### Input:
▼
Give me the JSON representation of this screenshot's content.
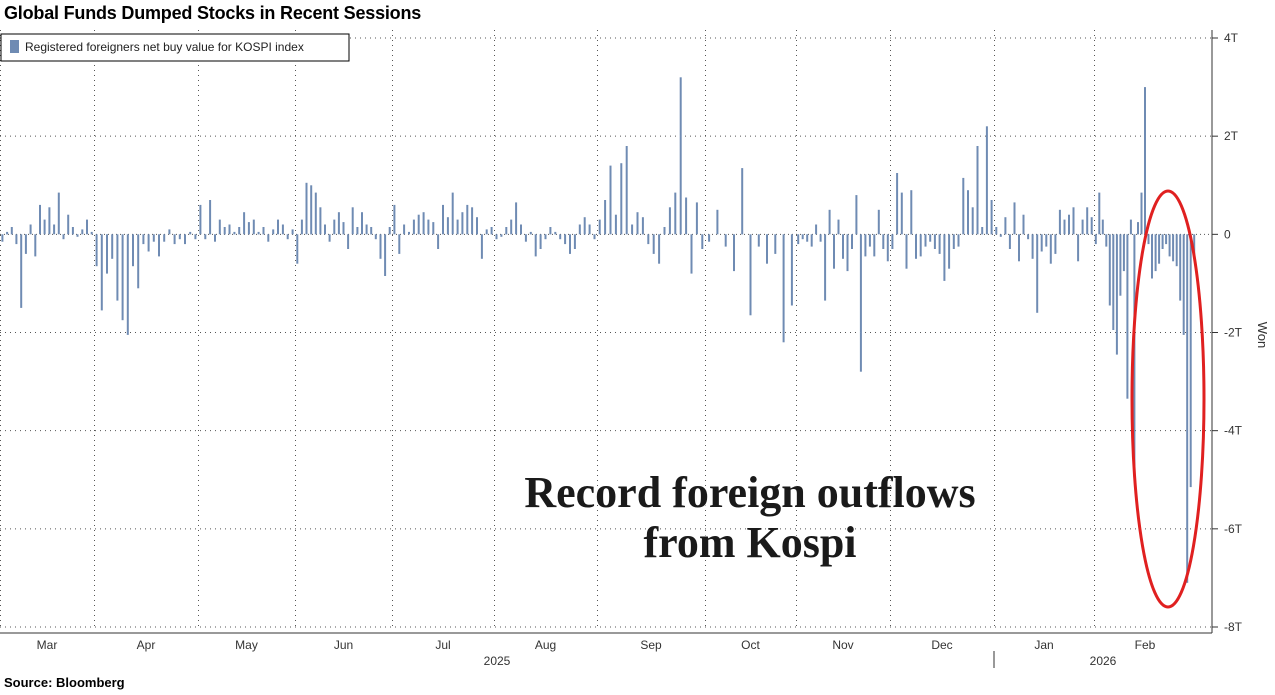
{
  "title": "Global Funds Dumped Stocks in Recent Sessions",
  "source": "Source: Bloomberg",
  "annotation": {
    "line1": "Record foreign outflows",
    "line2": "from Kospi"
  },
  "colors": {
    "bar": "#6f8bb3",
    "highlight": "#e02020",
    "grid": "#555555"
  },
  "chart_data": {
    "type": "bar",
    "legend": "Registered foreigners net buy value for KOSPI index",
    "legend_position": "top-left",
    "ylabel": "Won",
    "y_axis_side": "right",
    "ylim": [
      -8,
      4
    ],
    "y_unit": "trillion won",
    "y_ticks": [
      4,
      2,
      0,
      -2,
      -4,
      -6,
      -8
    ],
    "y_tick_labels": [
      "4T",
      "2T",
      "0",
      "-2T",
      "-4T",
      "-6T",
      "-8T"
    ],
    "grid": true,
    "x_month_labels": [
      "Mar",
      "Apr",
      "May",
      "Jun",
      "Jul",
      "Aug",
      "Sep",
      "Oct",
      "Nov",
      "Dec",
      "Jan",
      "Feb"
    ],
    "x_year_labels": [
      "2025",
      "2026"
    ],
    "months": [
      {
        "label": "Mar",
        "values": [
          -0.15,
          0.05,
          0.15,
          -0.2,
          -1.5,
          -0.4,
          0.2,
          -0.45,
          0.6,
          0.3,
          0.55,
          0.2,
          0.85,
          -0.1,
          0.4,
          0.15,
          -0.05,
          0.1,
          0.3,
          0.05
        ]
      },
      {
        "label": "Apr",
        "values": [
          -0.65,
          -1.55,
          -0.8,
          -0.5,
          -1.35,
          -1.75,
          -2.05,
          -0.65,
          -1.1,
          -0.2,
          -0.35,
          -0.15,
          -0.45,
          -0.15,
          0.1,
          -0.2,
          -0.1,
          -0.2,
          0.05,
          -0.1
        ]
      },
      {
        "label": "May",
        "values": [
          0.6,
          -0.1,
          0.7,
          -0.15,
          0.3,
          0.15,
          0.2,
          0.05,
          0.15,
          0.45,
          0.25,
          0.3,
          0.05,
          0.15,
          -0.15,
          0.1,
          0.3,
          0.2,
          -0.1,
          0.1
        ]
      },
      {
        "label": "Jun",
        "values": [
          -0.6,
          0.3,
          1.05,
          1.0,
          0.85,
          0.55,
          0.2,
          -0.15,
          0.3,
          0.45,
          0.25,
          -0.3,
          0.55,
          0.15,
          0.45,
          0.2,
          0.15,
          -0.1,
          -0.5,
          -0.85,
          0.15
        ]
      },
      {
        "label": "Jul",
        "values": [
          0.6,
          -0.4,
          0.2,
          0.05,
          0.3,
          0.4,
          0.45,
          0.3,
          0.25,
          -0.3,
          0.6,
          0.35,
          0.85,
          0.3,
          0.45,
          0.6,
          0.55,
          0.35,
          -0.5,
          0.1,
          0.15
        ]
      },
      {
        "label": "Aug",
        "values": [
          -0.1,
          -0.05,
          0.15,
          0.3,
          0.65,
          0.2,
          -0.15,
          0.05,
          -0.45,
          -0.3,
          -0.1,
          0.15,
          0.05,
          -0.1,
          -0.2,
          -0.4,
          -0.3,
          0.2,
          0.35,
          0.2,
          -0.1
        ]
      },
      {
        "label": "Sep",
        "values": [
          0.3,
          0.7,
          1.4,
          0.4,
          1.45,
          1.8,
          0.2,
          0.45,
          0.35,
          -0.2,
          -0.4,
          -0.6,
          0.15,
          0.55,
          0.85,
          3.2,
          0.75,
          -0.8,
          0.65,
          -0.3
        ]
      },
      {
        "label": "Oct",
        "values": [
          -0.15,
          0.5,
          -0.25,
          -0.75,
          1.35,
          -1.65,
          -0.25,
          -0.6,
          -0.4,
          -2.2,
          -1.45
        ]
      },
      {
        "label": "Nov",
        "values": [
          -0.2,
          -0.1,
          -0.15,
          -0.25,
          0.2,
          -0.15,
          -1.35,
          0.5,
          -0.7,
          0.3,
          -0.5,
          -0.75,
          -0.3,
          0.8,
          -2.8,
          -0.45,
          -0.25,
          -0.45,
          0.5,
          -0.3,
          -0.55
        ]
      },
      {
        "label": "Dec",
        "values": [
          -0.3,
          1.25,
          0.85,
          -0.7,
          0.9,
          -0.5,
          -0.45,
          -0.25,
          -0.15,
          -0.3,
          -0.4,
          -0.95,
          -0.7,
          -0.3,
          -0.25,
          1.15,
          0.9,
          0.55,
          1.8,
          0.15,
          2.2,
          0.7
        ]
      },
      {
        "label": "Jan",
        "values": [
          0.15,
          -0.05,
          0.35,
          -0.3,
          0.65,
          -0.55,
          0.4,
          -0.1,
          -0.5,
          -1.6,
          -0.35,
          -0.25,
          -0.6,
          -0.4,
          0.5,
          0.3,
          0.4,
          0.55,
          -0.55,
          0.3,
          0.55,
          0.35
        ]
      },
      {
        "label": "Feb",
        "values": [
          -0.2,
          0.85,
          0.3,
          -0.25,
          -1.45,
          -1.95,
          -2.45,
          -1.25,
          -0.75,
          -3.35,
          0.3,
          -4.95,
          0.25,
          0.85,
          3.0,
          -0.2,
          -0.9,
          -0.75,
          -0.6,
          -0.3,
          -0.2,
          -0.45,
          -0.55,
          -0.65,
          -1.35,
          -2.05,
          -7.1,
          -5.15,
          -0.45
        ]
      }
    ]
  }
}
▲
▼
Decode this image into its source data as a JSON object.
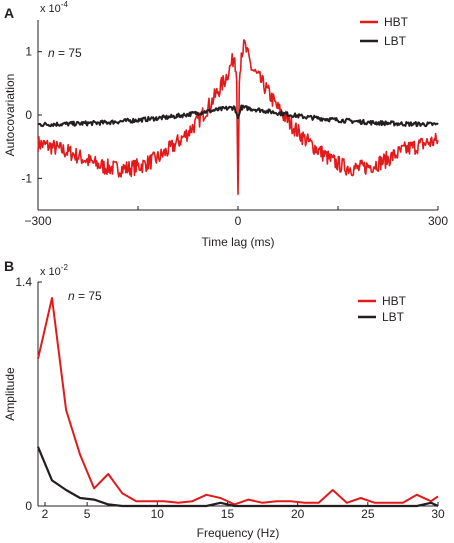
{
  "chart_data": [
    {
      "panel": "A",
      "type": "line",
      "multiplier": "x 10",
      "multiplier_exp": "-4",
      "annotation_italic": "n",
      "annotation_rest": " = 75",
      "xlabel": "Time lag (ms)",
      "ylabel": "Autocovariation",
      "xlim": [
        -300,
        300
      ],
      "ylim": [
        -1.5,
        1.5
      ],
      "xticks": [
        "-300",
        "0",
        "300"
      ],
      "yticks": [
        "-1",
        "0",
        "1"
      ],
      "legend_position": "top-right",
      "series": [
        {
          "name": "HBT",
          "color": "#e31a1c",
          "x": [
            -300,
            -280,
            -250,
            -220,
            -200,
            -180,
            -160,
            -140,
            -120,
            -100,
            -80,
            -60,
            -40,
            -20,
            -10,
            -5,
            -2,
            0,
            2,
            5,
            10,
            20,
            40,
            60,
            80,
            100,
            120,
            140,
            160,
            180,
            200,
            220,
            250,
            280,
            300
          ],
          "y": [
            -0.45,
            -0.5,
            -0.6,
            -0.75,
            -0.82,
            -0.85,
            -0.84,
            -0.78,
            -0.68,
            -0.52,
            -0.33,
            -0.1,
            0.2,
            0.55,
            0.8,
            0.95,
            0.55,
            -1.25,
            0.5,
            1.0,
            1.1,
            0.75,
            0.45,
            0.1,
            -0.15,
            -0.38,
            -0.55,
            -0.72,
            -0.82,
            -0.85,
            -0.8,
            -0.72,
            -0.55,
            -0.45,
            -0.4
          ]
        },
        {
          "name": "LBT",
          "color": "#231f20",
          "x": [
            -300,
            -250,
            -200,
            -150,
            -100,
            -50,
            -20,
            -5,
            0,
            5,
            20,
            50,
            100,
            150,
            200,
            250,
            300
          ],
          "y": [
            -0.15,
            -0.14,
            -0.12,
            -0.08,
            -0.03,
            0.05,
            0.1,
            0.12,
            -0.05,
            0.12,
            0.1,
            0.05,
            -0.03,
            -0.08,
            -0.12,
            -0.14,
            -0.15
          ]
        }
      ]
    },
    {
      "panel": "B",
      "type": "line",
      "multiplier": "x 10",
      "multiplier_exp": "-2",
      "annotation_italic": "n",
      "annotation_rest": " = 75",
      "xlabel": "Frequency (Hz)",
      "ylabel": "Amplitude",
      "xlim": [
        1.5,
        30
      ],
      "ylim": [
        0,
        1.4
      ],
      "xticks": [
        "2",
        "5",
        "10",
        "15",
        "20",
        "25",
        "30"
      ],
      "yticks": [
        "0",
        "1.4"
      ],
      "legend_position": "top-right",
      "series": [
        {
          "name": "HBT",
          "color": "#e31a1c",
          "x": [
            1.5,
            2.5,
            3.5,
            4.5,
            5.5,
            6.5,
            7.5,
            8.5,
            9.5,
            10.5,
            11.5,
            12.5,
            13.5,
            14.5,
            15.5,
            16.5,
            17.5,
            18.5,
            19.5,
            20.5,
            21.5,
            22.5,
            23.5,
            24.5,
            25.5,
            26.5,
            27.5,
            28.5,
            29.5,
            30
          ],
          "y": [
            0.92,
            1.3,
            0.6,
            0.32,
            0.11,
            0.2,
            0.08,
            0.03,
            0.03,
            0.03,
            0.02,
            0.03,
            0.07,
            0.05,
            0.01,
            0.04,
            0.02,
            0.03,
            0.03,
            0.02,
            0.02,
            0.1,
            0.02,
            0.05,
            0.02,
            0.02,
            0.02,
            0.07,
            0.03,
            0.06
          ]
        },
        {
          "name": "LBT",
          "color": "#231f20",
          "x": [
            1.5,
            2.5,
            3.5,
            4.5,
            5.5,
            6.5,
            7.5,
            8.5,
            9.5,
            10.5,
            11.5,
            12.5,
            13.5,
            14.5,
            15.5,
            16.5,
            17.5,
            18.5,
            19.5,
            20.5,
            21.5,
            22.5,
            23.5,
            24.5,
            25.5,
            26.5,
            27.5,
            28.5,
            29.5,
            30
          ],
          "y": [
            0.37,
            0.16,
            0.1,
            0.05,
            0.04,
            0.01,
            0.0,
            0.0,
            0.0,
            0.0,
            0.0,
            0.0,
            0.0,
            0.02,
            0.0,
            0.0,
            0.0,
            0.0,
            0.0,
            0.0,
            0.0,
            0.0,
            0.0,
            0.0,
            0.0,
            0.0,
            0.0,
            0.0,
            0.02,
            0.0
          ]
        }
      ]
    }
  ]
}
▲
▼
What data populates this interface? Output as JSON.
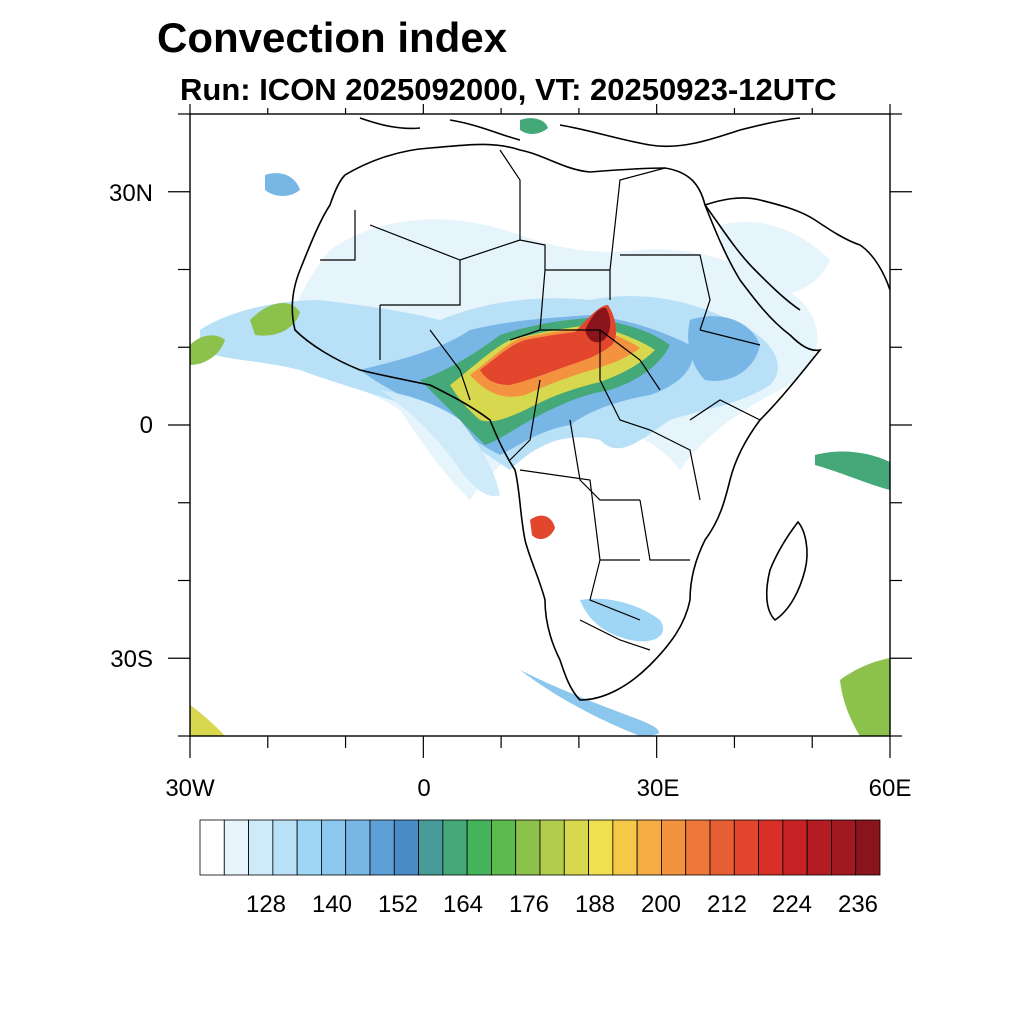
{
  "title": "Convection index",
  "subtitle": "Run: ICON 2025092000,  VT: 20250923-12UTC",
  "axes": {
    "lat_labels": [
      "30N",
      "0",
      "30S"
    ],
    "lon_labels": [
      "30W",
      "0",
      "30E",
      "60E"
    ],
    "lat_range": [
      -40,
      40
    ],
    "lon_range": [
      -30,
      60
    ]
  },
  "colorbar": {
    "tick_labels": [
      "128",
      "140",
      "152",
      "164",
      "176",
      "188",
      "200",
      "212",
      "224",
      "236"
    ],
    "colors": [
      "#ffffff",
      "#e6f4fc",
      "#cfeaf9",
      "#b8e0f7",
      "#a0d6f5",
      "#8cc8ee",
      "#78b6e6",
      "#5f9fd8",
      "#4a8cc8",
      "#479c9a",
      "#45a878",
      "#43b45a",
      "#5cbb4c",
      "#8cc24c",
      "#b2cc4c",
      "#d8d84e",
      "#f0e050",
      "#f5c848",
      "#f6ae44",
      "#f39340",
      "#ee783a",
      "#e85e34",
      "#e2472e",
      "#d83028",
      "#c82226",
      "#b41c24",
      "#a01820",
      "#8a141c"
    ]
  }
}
▲
Go through the records above, find every line with the word "this", and list those lines.

Give me the JSON representation of this screenshot's content.
Decode this image into its source data as a JSON object.
What data populates this interface? Output as JSON.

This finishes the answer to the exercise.